• DATA IN THIS EXERCISE:
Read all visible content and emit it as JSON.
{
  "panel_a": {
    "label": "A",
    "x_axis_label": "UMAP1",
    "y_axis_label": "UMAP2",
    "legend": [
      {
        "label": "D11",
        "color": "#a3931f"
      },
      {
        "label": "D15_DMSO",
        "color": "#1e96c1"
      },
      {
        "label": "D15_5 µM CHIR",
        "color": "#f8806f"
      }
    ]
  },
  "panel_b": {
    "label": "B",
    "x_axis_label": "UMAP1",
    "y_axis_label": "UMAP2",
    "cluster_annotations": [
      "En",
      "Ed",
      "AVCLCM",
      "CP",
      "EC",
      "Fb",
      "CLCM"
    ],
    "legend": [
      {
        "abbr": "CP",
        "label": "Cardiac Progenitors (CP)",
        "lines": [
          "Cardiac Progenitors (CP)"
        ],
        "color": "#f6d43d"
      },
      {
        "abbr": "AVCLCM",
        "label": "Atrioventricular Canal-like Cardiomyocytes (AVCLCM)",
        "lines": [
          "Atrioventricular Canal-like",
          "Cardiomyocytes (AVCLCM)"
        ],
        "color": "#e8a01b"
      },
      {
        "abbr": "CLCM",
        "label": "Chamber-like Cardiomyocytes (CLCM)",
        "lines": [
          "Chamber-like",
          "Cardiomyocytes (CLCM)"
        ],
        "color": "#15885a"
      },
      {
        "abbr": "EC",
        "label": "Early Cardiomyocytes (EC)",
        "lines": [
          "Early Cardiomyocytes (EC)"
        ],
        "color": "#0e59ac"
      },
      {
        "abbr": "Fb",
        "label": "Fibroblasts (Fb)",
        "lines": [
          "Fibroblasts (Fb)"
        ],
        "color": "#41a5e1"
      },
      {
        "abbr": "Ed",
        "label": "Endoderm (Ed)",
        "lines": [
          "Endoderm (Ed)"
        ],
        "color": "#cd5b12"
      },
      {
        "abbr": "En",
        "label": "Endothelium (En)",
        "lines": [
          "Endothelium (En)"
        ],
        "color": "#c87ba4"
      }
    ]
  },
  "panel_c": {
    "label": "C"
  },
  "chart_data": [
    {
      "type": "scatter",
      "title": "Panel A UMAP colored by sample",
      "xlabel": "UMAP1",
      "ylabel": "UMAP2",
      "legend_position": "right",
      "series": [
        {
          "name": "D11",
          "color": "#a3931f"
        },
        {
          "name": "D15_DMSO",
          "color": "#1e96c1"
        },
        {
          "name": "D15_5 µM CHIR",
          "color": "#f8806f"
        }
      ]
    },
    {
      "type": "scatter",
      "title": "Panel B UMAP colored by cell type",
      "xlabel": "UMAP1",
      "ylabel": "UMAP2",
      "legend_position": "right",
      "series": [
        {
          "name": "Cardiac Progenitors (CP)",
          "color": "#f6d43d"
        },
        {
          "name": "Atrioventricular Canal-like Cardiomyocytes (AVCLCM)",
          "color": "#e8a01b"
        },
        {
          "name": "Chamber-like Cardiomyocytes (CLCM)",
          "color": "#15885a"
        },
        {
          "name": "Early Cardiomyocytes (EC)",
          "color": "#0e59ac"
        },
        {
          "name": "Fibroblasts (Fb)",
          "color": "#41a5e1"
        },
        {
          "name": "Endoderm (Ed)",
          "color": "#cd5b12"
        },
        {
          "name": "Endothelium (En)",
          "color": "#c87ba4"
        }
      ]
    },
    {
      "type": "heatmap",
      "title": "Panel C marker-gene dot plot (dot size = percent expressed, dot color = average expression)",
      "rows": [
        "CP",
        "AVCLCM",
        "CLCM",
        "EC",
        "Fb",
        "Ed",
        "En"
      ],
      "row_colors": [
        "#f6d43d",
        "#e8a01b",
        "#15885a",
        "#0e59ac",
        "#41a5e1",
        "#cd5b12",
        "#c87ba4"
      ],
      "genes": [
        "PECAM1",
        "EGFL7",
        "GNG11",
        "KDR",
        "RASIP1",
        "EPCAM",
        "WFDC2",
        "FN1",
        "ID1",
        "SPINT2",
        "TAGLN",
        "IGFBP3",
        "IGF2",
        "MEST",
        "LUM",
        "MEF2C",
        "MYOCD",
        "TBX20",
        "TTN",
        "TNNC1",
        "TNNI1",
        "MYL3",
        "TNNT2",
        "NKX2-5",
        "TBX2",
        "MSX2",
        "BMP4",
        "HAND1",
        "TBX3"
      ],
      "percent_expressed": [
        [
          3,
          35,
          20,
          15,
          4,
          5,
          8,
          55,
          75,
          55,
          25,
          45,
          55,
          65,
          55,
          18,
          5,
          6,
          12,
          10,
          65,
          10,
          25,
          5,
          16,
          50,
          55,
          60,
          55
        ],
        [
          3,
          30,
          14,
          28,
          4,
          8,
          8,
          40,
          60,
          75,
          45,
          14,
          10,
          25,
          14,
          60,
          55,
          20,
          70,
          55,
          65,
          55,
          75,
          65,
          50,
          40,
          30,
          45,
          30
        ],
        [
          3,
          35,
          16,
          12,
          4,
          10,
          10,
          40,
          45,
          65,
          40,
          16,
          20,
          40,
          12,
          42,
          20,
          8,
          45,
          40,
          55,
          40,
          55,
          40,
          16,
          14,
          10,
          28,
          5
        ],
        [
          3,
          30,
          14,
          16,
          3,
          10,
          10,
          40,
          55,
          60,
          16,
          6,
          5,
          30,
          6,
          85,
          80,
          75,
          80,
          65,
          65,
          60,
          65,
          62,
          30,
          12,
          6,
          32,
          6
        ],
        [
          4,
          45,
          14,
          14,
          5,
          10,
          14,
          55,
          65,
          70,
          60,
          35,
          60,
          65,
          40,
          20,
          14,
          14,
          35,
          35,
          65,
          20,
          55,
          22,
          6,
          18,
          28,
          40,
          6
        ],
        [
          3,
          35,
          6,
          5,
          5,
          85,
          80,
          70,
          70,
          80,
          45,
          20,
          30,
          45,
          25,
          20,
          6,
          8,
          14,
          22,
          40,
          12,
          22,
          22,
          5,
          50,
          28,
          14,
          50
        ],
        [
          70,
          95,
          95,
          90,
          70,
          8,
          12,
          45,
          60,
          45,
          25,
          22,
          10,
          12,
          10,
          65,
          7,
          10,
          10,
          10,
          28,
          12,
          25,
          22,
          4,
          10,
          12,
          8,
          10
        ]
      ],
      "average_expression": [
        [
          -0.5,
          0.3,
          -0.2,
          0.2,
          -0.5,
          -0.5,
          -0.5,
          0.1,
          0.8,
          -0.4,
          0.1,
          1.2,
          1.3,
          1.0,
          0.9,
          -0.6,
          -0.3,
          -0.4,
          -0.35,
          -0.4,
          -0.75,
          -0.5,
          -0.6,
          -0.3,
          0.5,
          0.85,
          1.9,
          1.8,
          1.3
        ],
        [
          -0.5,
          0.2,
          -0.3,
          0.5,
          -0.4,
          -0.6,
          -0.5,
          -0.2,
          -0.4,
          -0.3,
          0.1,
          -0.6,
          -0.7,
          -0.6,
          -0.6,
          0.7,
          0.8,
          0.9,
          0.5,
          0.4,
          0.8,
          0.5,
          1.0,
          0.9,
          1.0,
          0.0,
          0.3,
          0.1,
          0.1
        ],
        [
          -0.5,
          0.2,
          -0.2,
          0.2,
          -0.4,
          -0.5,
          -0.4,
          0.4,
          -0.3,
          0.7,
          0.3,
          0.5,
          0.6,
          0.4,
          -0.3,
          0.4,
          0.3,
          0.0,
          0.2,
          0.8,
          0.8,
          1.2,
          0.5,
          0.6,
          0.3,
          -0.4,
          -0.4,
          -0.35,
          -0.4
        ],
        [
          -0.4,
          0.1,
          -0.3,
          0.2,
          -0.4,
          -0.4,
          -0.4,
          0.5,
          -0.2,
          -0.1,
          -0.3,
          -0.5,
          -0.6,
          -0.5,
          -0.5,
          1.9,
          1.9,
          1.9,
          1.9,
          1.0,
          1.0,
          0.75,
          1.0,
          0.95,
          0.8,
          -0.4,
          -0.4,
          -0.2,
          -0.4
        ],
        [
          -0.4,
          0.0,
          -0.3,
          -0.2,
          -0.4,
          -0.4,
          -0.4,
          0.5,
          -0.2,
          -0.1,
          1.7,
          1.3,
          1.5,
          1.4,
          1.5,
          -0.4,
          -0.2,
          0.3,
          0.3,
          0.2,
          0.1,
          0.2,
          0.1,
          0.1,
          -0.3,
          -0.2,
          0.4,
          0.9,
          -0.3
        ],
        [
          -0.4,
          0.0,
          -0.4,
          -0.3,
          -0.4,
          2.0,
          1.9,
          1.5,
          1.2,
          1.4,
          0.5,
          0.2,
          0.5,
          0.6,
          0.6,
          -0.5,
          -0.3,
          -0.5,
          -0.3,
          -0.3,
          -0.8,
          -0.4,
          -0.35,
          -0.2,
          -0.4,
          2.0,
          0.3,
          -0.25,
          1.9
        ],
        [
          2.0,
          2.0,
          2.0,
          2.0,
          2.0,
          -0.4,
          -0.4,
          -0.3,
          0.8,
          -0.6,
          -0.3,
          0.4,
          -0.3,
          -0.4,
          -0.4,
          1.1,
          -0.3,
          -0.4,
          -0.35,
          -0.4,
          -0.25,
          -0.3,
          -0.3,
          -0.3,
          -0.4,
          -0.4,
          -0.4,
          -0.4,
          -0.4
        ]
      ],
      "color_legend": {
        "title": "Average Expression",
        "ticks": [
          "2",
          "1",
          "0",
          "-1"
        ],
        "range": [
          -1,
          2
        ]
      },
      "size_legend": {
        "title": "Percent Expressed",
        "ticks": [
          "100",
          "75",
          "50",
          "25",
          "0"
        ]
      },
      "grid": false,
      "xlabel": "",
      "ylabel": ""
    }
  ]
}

• EXERCISE DIRECTIONS:
Scan the lines above for the word "like", then copy each line that has it.

• RESPONSE TO THIS TASK:
        "label": "Atrioventricular Canal-like Cardiomyocytes (AVCLCM)",
          "Atrioventricular Canal-like",
        "label": "Chamber-like Cardiomyocytes (CLCM)",
          "Chamber-like",
          "name": "Atrioventricular Canal-like Cardiomyocytes (AVCLCM)",
          "name": "Chamber-like Cardiomyocytes (CLCM)",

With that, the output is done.